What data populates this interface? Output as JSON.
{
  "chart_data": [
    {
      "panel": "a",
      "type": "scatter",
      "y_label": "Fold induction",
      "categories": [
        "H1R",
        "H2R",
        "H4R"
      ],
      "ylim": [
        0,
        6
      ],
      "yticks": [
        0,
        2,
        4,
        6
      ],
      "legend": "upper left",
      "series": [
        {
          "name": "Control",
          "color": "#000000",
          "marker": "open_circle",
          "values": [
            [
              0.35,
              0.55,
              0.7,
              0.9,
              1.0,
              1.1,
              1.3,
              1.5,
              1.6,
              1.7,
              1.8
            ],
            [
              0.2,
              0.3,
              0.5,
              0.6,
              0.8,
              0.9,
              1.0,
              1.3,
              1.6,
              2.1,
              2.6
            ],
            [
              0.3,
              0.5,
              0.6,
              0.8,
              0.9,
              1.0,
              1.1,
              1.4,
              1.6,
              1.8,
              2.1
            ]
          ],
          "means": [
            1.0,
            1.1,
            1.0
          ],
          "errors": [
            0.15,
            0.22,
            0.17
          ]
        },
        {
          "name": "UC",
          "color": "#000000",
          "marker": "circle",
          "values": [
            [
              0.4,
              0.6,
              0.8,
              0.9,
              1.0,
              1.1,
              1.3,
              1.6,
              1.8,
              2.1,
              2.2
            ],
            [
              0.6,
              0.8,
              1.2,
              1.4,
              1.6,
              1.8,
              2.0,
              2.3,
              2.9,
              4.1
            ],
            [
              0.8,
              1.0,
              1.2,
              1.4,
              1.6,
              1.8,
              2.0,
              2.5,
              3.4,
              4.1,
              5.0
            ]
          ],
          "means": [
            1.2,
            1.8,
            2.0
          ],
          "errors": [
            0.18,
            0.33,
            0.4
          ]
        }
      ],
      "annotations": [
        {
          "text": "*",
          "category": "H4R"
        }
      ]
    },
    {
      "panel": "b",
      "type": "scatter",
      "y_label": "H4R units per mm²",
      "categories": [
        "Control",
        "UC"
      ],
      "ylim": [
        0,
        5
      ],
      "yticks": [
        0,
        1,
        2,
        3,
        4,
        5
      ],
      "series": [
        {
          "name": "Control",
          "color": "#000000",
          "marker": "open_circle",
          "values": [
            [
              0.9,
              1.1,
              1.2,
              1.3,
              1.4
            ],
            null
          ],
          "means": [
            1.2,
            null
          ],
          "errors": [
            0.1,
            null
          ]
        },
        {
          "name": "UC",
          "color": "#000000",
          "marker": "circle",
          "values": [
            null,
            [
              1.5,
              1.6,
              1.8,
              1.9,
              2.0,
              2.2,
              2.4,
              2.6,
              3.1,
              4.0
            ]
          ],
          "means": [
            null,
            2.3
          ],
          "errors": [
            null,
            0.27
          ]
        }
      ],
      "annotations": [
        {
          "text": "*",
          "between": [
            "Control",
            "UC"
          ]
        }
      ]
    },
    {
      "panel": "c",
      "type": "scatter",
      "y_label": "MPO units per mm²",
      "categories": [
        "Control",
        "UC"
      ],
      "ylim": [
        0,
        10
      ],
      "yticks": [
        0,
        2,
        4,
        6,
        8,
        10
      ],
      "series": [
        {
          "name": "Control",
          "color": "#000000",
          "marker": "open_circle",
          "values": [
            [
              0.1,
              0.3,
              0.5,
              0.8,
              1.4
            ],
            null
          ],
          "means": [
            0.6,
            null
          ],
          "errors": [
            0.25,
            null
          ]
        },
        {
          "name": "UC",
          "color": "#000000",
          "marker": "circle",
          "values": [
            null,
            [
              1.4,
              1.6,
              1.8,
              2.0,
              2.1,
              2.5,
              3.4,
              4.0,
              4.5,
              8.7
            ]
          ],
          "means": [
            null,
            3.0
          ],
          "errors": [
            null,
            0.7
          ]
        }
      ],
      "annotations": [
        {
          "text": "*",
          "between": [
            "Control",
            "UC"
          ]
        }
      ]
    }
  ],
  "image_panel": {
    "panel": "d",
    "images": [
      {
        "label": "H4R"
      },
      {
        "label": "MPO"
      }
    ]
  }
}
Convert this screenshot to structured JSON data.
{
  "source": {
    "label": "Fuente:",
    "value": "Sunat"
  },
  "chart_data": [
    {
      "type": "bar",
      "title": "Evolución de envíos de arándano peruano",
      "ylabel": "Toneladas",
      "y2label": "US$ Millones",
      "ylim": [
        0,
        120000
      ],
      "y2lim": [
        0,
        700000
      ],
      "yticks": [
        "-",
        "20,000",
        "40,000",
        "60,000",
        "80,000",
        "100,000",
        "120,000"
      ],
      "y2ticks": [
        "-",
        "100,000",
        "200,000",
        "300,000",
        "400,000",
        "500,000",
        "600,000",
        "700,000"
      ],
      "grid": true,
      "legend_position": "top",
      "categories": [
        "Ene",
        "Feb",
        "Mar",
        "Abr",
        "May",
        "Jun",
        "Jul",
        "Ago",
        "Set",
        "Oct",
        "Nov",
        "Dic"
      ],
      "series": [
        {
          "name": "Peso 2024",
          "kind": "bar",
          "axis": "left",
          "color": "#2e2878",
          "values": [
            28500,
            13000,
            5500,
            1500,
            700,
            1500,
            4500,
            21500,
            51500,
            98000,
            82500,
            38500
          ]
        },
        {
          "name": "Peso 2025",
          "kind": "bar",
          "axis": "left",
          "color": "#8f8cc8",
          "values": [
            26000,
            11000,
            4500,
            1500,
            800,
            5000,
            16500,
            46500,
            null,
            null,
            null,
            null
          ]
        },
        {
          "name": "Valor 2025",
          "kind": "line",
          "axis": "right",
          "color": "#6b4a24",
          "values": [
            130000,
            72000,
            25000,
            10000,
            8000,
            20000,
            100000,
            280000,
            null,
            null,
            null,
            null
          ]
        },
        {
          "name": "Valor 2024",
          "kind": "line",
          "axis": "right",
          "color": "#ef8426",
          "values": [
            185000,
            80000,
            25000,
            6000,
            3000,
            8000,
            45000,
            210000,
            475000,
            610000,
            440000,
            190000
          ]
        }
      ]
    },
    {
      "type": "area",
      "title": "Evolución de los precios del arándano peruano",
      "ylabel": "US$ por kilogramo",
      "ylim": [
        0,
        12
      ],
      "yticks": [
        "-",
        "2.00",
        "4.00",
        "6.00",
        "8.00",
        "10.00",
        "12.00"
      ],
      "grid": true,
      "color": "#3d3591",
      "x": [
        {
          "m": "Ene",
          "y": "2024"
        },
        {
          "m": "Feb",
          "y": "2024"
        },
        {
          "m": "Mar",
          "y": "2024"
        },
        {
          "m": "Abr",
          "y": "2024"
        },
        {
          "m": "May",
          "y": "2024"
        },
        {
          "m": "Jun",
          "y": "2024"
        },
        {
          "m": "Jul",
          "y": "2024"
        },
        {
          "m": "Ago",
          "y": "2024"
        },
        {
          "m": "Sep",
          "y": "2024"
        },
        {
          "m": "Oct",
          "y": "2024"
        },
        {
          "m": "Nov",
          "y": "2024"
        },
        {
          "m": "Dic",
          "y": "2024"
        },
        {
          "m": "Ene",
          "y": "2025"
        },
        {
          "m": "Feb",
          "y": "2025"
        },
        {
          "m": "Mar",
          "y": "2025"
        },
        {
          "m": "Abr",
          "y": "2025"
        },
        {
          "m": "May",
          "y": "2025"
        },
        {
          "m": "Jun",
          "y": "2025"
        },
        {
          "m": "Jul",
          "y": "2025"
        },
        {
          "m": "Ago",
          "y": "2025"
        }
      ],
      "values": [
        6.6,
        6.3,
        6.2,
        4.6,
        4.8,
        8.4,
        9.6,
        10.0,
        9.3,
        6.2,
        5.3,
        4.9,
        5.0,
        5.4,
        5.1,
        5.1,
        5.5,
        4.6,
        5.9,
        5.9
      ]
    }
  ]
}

*****

Stated exercise → Output each record exactly, leaving nothing out.

Solution to this problem →
What data populates this interface? Output as JSON.
{
  "chart_data": [
    {
      "panel": "a",
      "type": "scatter",
      "y_label": "Fold induction",
      "categories": [
        "H1R",
        "H2R",
        "H4R"
      ],
      "ylim": [
        0,
        6
      ],
      "yticks": [
        0,
        2,
        4,
        6
      ],
      "legend": "upper left",
      "series": [
        {
          "name": "Control",
          "color": "#000000",
          "marker": "open_circle",
          "values": [
            [
              0.35,
              0.55,
              0.7,
              0.9,
              1.0,
              1.1,
              1.3,
              1.5,
              1.6,
              1.7,
              1.8
            ],
            [
              0.2,
              0.3,
              0.5,
              0.6,
              0.8,
              0.9,
              1.0,
              1.3,
              1.6,
              2.1,
              2.6
            ],
            [
              0.3,
              0.5,
              0.6,
              0.8,
              0.9,
              1.0,
              1.1,
              1.4,
              1.6,
              1.8,
              2.1
            ]
          ],
          "means": [
            1.0,
            1.1,
            1.0
          ],
          "errors": [
            0.15,
            0.22,
            0.17
          ]
        },
        {
          "name": "UC",
          "color": "#000000",
          "marker": "circle",
          "values": [
            [
              0.4,
              0.6,
              0.8,
              0.9,
              1.0,
              1.1,
              1.3,
              1.6,
              1.8,
              2.1,
              2.2
            ],
            [
              0.6,
              0.8,
              1.2,
              1.4,
              1.6,
              1.8,
              2.0,
              2.3,
              2.9,
              4.1
            ],
            [
              0.8,
              1.0,
              1.2,
              1.4,
              1.6,
              1.8,
              2.0,
              2.5,
              3.4,
              4.1,
              5.0
            ]
          ],
          "means": [
            1.2,
            1.8,
            2.0
          ],
          "errors": [
            0.18,
            0.33,
            0.4
          ]
        }
      ],
      "annotations": [
        {
          "text": "*",
          "category": "H4R"
        }
      ]
    },
    {
      "panel": "b",
      "type": "scatter",
      "y_label": "H4R units per mm²",
      "categories": [
        "Control",
        "UC"
      ],
      "ylim": [
        0,
        5
      ],
      "yticks": [
        0,
        1,
        2,
        3,
        4,
        5
      ],
      "series": [
        {
          "name": "Control",
          "color": "#000000",
          "marker": "open_circle",
          "values": [
            [
              0.9,
              1.1,
              1.2,
              1.3,
              1.4
            ],
            null
          ],
          "means": [
            1.2,
            null
          ],
          "errors": [
            0.1,
            null
          ]
        },
        {
          "name": "UC",
          "color": "#000000",
          "marker": "circle",
          "values": [
            null,
            [
              1.5,
              1.6,
              1.8,
              1.9,
              2.0,
              2.2,
              2.4,
              2.6,
              3.1,
              4.0
            ]
          ],
          "means": [
            null,
            2.3
          ],
          "errors": [
            null,
            0.27
          ]
        }
      ],
      "annotations": [
        {
          "text": "*",
          "between": [
            "Control",
            "UC"
          ]
        }
      ]
    },
    {
      "panel": "c",
      "type": "scatter",
      "y_label": "MPO units per mm²",
      "categories": [
        "Control",
        "UC"
      ],
      "ylim": [
        0,
        10
      ],
      "yticks": [
        0,
        2,
        4,
        6,
        8,
        10
      ],
      "series": [
        {
          "name": "Control",
          "color": "#000000",
          "marker": "open_circle",
          "values": [
            [
              0.1,
              0.3,
              0.5,
              0.8,
              1.4
            ],
            null
          ],
          "means": [
            0.6,
            null
          ],
          "errors": [
            0.25,
            null
          ]
        },
        {
          "name": "UC",
          "color": "#000000",
          "marker": "circle",
          "values": [
            null,
            [
              1.4,
              1.6,
              1.8,
              2.0,
              2.1,
              2.5,
              3.4,
              4.0,
              4.5,
              8.7
            ]
          ],
          "means": [
            null,
            3.0
          ],
          "errors": [
            null,
            0.7
          ]
        }
      ],
      "annotations": [
        {
          "text": "*",
          "between": [
            "Control",
            "UC"
          ]
        }
      ]
    }
  ],
  "image_panel": {
    "panel": "d",
    "images": [
      {
        "label": "H4R"
      },
      {
        "label": "MPO"
      }
    ]
  }
}
Convert this screenshot to structured JSON data.
{
  "source": {
    "label": "Fuente:",
    "value": "Sunat"
  },
  "chart_data": [
    {
      "type": "bar",
      "title": "Evolución de envíos de arándano peruano",
      "ylabel": "Toneladas",
      "y2label": "US$ Millones",
      "ylim": [
        0,
        120000
      ],
      "y2lim": [
        0,
        700000
      ],
      "yticks": [
        "-",
        "20,000",
        "40,000",
        "60,000",
        "80,000",
        "100,000",
        "120,000"
      ],
      "y2ticks": [
        "-",
        "100,000",
        "200,000",
        "300,000",
        "400,000",
        "500,000",
        "600,000",
        "700,000"
      ],
      "grid": true,
      "legend_position": "top",
      "categories": [
        "Ene",
        "Feb",
        "Mar",
        "Abr",
        "May",
        "Jun",
        "Jul",
        "Ago",
        "Set",
        "Oct",
        "Nov",
        "Dic"
      ],
      "series": [
        {
          "name": "Peso 2024",
          "kind": "bar",
          "axis": "left",
          "color": "#2e2878",
          "values": [
            28500,
            13000,
            5500,
            1500,
            700,
            1500,
            4500,
            21500,
            51500,
            98000,
            82500,
            38500
          ]
        },
        {
          "name": "Peso 2025",
          "kind": "bar",
          "axis": "left",
          "color": "#8f8cc8",
          "values": [
            26000,
            11000,
            4500,
            1500,
            800,
            5000,
            16500,
            46500,
            null,
            null,
            null,
            null
          ]
        },
        {
          "name": "Valor 2025",
          "kind": "line",
          "axis": "right",
          "color": "#6b4a24",
          "values": [
            130000,
            72000,
            25000,
            10000,
            8000,
            20000,
            100000,
            280000,
            null,
            null,
            null,
            null
          ]
        },
        {
          "name": "Valor 2024",
          "kind": "line",
          "axis": "right",
          "color": "#ef8426",
          "values": [
            185000,
            80000,
            25000,
            6000,
            3000,
            8000,
            45000,
            210000,
            475000,
            610000,
            440000,
            190000
          ]
        }
      ]
    },
    {
      "type": "area",
      "title": "Evolución de los precios del arándano peruano",
      "ylabel": "US$ por kilogramo",
      "ylim": [
        0,
        12
      ],
      "yticks": [
        "-",
        "2.00",
        "4.00",
        "6.00",
        "8.00",
        "10.00",
        "12.00"
      ],
      "grid": true,
      "color": "#3d3591",
      "x": [
        {
          "m": "Ene",
          "y": "2024"
        },
        {
          "m": "Feb",
          "y": "2024"
        },
        {
          "m": "Mar",
          "y": "2024"
        },
        {
          "m": "Abr",
          "y": "2024"
        },
        {
          "m": "May",
          "y": "2024"
        },
        {
          "m": "Jun",
          "y": "2024"
        },
        {
          "m": "Jul",
          "y": "2024"
        },
        {
          "m": "Ago",
          "y": "2024"
        },
        {
          "m": "Sep",
          "y": "2024"
        },
        {
          "m": "Oct",
          "y": "2024"
        },
        {
          "m": "Nov",
          "y": "2024"
        },
        {
          "m": "Dic",
          "y": "2024"
        },
        {
          "m": "Ene",
          "y": "2025"
        },
        {
          "m": "Feb",
          "y": "2025"
        },
        {
          "m": "Mar",
          "y": "2025"
        },
        {
          "m": "Abr",
          "y": "2025"
        },
        {
          "m": "May",
          "y": "2025"
        },
        {
          "m": "Jun",
          "y": "2025"
        },
        {
          "m": "Jul",
          "y": "2025"
        },
        {
          "m": "Ago",
          "y": "2025"
        }
      ],
      "values": [
        6.6,
        6.3,
        6.2,
        4.6,
        4.8,
        8.4,
        9.6,
        10.0,
        9.3,
        6.2,
        5.3,
        4.9,
        5.0,
        5.4,
        5.1,
        5.1,
        5.5,
        4.6,
        5.9,
        5.9
      ]
    }
  ]
}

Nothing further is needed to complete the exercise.